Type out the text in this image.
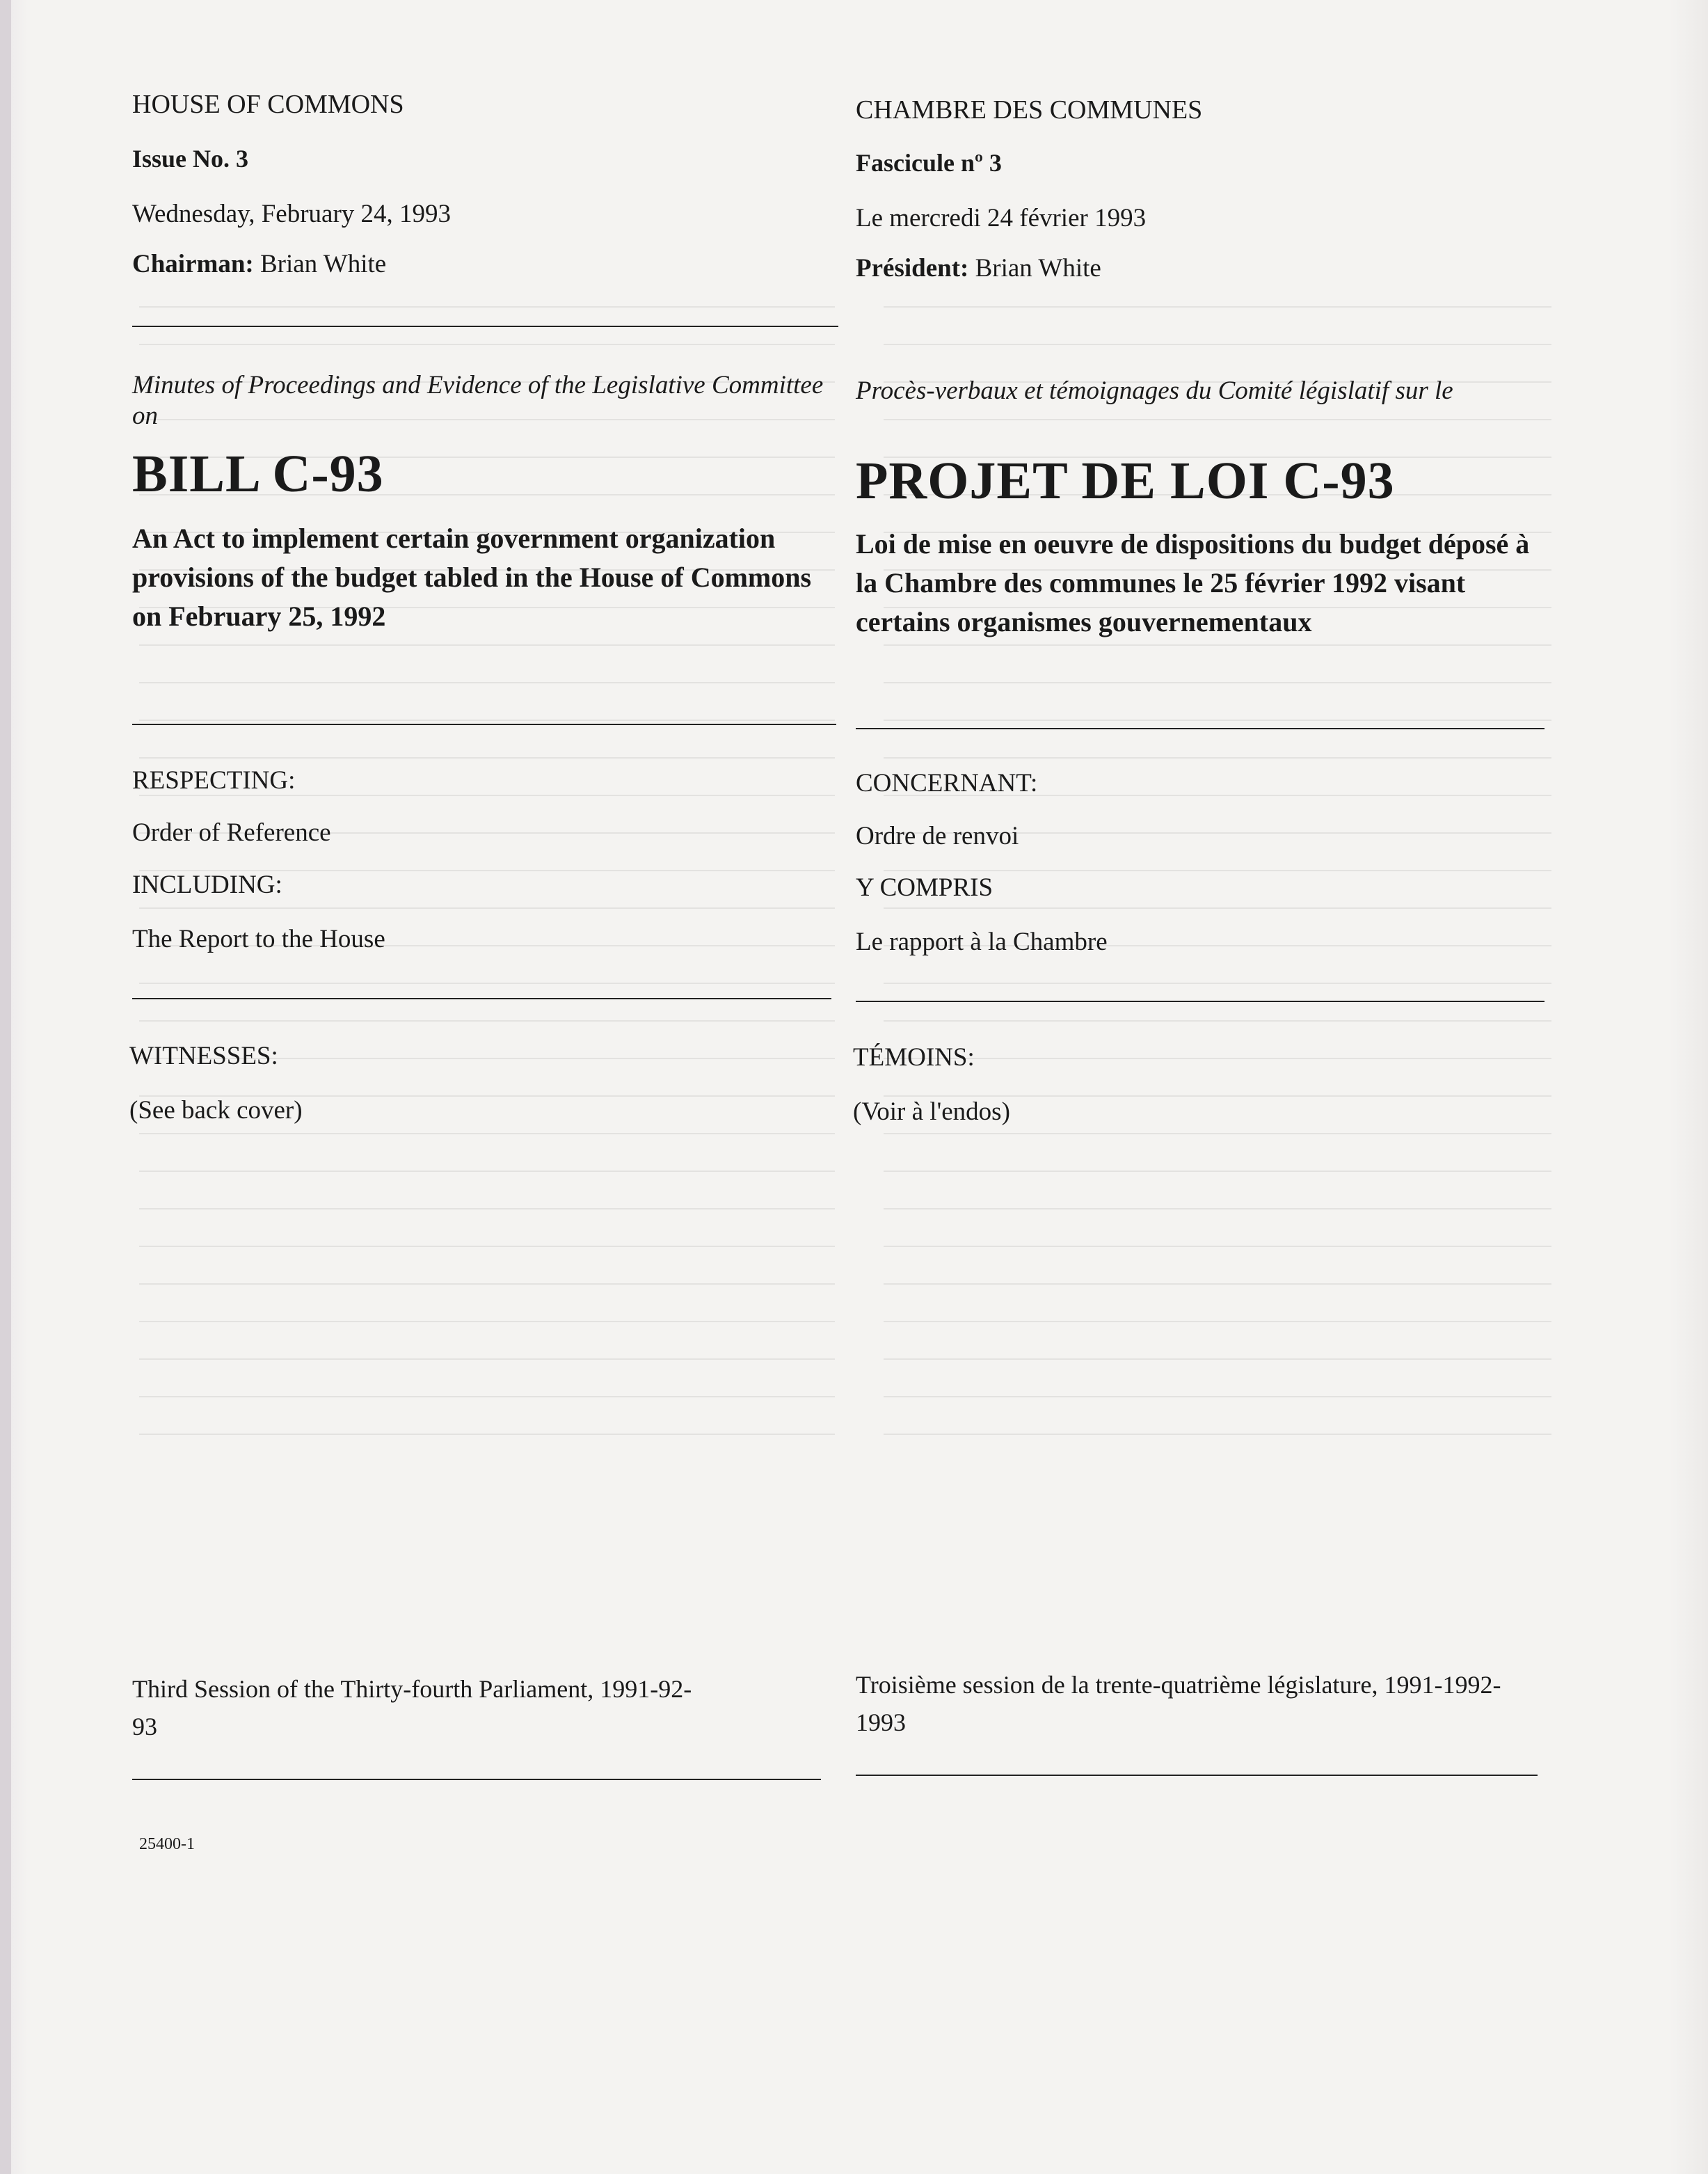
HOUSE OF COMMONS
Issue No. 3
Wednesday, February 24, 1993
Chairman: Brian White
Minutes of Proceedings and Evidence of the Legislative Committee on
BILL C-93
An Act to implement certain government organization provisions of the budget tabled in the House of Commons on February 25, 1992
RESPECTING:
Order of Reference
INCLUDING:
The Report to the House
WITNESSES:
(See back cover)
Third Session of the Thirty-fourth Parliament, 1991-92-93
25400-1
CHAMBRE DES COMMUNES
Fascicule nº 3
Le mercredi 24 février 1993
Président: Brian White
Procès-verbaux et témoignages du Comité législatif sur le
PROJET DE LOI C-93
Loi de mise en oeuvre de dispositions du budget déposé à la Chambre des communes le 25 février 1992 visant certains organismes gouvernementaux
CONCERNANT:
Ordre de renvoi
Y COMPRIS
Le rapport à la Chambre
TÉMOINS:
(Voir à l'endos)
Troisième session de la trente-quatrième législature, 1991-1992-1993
--
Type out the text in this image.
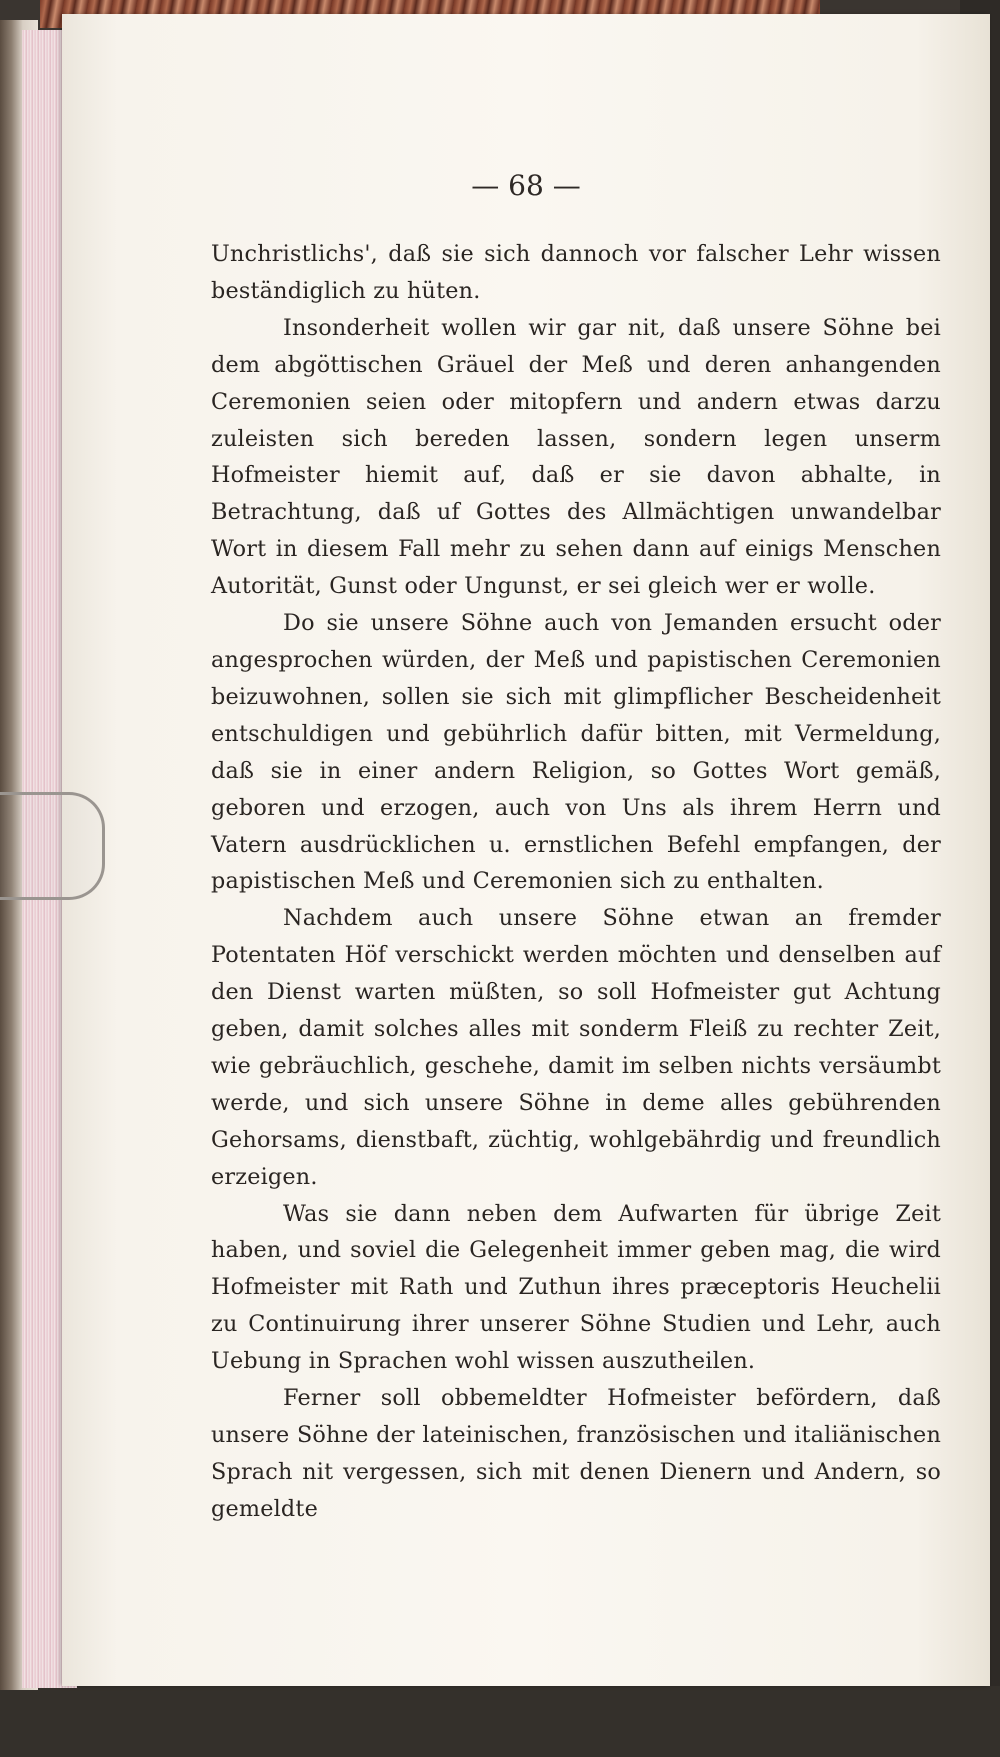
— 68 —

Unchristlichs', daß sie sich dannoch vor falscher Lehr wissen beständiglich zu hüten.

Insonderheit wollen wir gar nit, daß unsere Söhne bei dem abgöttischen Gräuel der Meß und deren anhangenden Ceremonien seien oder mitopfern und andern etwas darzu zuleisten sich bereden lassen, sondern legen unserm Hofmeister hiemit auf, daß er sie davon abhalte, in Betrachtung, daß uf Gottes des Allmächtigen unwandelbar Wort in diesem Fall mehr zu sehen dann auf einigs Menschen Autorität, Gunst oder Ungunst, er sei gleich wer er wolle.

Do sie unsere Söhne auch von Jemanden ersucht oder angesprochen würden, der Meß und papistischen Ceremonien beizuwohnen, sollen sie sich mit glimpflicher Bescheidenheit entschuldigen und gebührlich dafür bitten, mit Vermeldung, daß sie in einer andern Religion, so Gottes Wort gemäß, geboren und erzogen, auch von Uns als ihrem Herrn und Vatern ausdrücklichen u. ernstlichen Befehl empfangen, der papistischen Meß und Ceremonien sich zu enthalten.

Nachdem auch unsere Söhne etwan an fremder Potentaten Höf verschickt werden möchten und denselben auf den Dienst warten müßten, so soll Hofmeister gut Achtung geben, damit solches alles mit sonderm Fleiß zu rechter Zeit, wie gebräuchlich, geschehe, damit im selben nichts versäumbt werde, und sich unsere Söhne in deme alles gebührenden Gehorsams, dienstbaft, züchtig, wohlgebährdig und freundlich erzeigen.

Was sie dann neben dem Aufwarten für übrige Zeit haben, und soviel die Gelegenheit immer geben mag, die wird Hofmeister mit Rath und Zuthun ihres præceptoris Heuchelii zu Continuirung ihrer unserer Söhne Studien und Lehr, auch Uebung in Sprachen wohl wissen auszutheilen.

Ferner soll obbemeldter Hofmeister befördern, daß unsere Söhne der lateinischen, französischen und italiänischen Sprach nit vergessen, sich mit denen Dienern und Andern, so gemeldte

Request » Pull out all lines of the data with the string "February".

Response to this task »
Wednesday, February 24, 1993
An Act to implement certain government organization provisions of the budget tabled in the House of Commons on February 25, 1992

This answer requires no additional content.